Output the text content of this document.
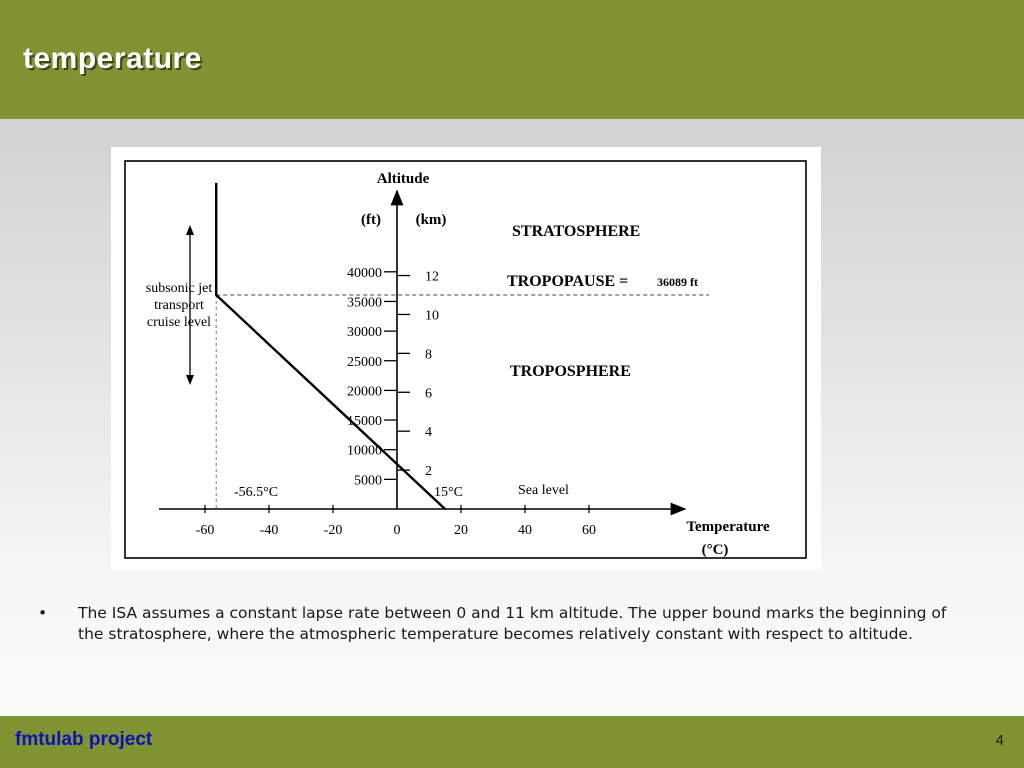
temperature
Altitude
(ft) (km)
STRATOSPHERE
TROPOPAUSE = 36089 ft
TROPOSPHERE
subsonic jet
transport
cruise level
-56.5°C	15°C	Sea level
Temperature
(°C)
-60	-40	-20	0	20	40	60
5000
10000
15000
20000
25000
30000
35000
40000
2
4
6
8
10
12
• The ISA assumes a constant lapse rate between 0 and 11 km altitude. The upper bound marks the beginning of the stratosphere, where the atmospheric temperature becomes relatively constant with respect to altitude.
fmtulab project	4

# # #

- Work to be completed:
Reproduce every line exactly and omit all pictures.

- Correct response:
Output the text content of this document.
temperature
Altitude
(ft) (km)
STRATOSPHERE
TROPOPAUSE = 36089 ft
TROPOSPHERE
subsonic jet
transport
cruise level
-56.5°C	15°C	Sea level
Temperature
(°C)
-60	-40	-20	0	20	40	60
5000
10000
15000
20000
25000
30000
35000
40000
2
4
6
8
10
12
• The ISA assumes a constant lapse rate between 0 and 11 km altitude. The upper bound marks the beginning of the stratosphere, where the atmospheric temperature becomes relatively constant with respect to altitude.
fmtulab project	4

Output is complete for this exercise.